▸ TO DO: Every line of the listing must be reproduced as it stands. Leave the images behind.

(Entries from a dataset)
—————
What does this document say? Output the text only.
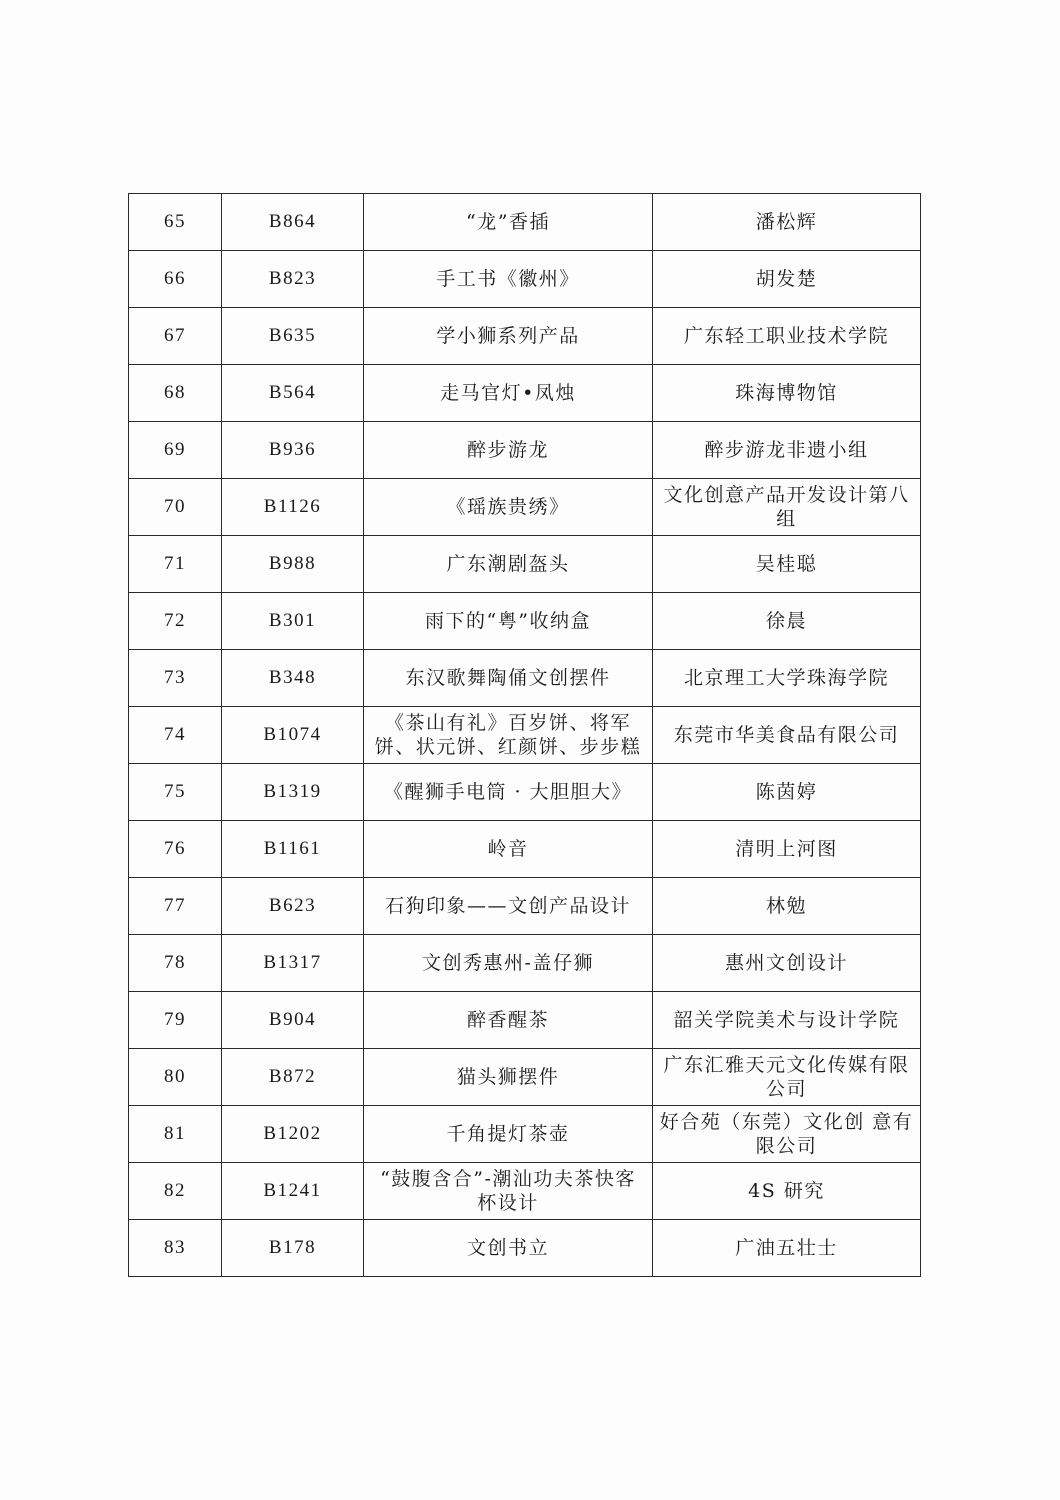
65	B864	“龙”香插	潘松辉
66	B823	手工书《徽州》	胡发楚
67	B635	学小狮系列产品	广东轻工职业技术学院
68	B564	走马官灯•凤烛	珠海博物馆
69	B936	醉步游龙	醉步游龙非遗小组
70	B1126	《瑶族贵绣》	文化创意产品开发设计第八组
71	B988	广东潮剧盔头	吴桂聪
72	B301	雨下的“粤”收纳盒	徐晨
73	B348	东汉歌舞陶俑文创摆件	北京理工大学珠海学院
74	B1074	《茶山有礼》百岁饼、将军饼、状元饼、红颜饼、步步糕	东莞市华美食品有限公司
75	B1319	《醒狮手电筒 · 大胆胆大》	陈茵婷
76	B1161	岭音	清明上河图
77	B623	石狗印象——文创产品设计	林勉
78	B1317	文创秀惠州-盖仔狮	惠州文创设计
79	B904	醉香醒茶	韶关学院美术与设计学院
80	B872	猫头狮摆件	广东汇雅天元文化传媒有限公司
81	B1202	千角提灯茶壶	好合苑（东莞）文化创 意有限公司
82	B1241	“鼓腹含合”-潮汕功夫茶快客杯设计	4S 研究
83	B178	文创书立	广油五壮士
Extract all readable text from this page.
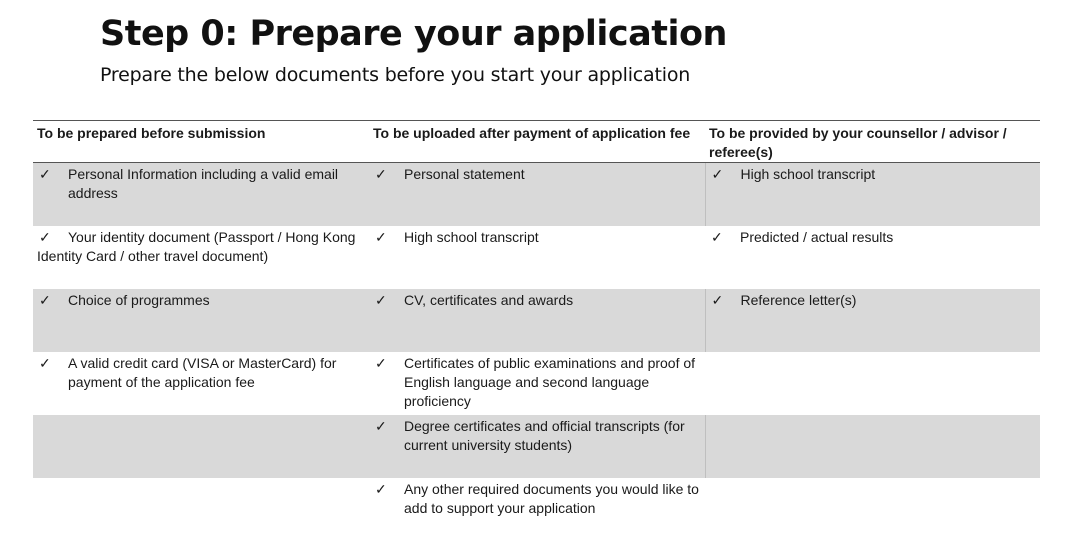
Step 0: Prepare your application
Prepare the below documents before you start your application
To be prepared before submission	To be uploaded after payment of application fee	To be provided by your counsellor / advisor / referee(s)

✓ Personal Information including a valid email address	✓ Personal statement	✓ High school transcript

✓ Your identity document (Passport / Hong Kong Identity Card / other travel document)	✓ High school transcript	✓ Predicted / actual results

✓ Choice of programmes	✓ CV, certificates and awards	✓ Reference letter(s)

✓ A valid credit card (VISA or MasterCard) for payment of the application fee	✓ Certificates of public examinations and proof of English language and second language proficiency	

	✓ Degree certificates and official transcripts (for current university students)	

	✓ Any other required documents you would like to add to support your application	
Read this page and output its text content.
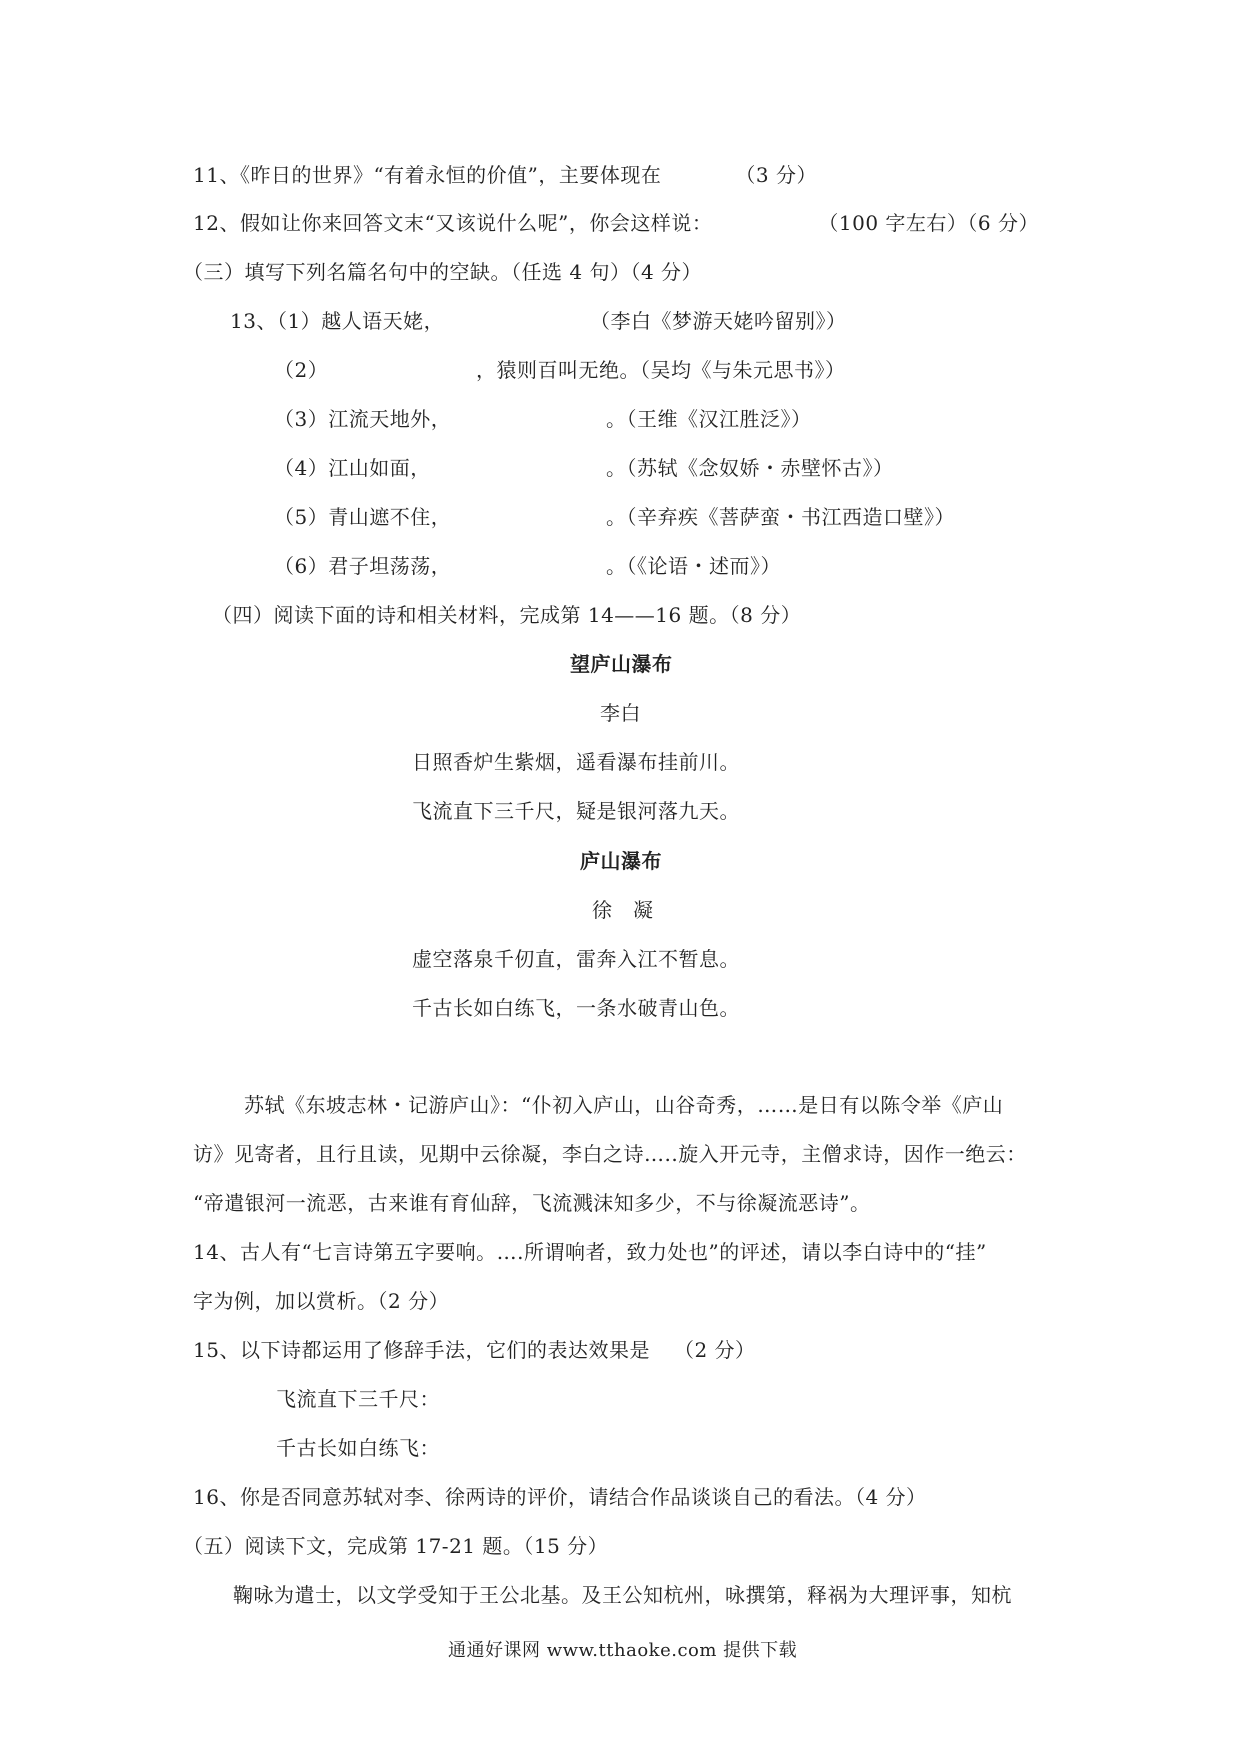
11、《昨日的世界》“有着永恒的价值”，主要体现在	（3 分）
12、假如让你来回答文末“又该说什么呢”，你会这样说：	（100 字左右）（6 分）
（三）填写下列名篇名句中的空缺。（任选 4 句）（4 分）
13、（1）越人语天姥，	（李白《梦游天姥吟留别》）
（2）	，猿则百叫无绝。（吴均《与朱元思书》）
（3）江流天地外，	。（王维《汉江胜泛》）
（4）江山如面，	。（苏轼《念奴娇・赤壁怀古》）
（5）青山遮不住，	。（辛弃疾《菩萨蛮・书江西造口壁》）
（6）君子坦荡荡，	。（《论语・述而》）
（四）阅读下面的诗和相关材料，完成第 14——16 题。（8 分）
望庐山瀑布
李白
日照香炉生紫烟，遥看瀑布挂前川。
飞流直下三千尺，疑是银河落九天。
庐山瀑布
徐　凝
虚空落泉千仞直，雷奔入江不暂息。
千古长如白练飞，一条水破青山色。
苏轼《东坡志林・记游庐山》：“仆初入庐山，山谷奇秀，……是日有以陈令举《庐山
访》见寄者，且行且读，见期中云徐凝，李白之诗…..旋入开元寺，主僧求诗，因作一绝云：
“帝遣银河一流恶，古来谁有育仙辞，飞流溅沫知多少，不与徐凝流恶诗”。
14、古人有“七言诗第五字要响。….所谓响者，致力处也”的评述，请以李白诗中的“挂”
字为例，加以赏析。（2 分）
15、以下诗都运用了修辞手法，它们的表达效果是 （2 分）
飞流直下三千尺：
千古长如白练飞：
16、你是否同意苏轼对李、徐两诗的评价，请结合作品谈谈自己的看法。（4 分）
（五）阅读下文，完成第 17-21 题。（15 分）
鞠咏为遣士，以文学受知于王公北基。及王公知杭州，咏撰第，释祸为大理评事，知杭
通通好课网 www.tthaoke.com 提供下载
—————
▸ TASK RESPONSE:
What does this document say? Output the text only.
65	B864	“龙”香插	潘松辉
66	B823	手工书《徽州》	胡发楚
67	B635	学小狮系列产品	广东轻工职业技术学院
68	B564	走马官灯•凤烛	珠海博物馆
69	B936	醉步游龙	醉步游龙非遗小组
70	B1126	《瑶族贵绣》	文化创意产品开发设计第八组
71	B988	广东潮剧盔头	吴桂聪
72	B301	雨下的“粤”收纳盒	徐晨
73	B348	东汉歌舞陶俑文创摆件	北京理工大学珠海学院
74	B1074	《茶山有礼》百岁饼、将军饼、状元饼、红颜饼、步步糕	东莞市华美食品有限公司
75	B1319	《醒狮手电筒 · 大胆胆大》	陈茵婷
76	B1161	岭音	清明上河图
77	B623	石狗印象——文创产品设计	林勉
78	B1317	文创秀惠州-盖仔狮	惠州文创设计
79	B904	醉香醒茶	韶关学院美术与设计学院
80	B872	猫头狮摆件	广东汇雅天元文化传媒有限公司
81	B1202	千角提灯茶壶	好合苑（东莞）文化创 意有限公司
82	B1241	“鼓腹含合”-潮汕功夫茶快客杯设计	4S 研究
83	B178	文创书立	广油五壮士
Extract all readable text from this page.
Step 0: Prepare your application
Prepare the below documents before you start your application
To be prepared before submission	To be uploaded after payment of application fee	To be provided by your counsellor / advisor / referee(s)

✓ Personal Information including a valid email address	✓ Personal statement	✓ High school transcript

✓ Your identity document (Passport / Hong Kong Identity Card / other travel document)	✓ High school transcript	✓ Predicted / actual results

✓ Choice of programmes	✓ CV, certificates and awards	✓ Reference letter(s)

✓ A valid credit card (VISA or MasterCard) for payment of the application fee	✓ Certificates of public examinations and proof of English language and second language proficiency	

	✓ Degree certificates and official transcripts (for current university students)	

	✓ Any other required documents you would like to add to support your application	
Read this page and output its text content.
11、《昨日的世界》“有着永恒的价值”，主要体现在	（3 分）
12、假如让你来回答文末“又该说什么呢”，你会这样说：	（100 字左右）（6 分）
（三）填写下列名篇名句中的空缺。（任选 4 句）（4 分）
13、（1）越人语天姥，	（李白《梦游天姥吟留别》）
（2）	，猿则百叫无绝。（吴均《与朱元思书》）
（3）江流天地外，	。（王维《汉江胜泛》）
（4）江山如面，	。（苏轼《念奴娇・赤壁怀古》）
（5）青山遮不住，	。（辛弃疾《菩萨蛮・书江西造口壁》）
（6）君子坦荡荡，	。（《论语・述而》）
（四）阅读下面的诗和相关材料，完成第 14——16 题。（8 分）
望庐山瀑布
李白
日照香炉生紫烟，遥看瀑布挂前川。
飞流直下三千尺，疑是银河落九天。
庐山瀑布
徐　凝
虚空落泉千仞直，雷奔入江不暂息。
千古长如白练飞，一条水破青山色。
苏轼《东坡志林・记游庐山》：“仆初入庐山，山谷奇秀，……是日有以陈令举《庐山
访》见寄者，且行且读，见期中云徐凝，李白之诗…..旋入开元寺，主僧求诗，因作一绝云：
“帝遣银河一流恶，古来谁有育仙辞，飞流溅沫知多少，不与徐凝流恶诗”。
14、古人有“七言诗第五字要响。….所谓响者，致力处也”的评述，请以李白诗中的“挂”
字为例，加以赏析。（2 分）
15、以下诗都运用了修辞手法，它们的表达效果是 （2 分）
飞流直下三千尺：
千古长如白练飞：
16、你是否同意苏轼对李、徐两诗的评价，请结合作品谈谈自己的看法。（4 分）
（五）阅读下文，完成第 17-21 题。（15 分）
鞠咏为遣士，以文学受知于王公北基。及王公知杭州，咏撰第，释祸为大理评事，知杭
通通好课网 www.tthaoke.com 提供下载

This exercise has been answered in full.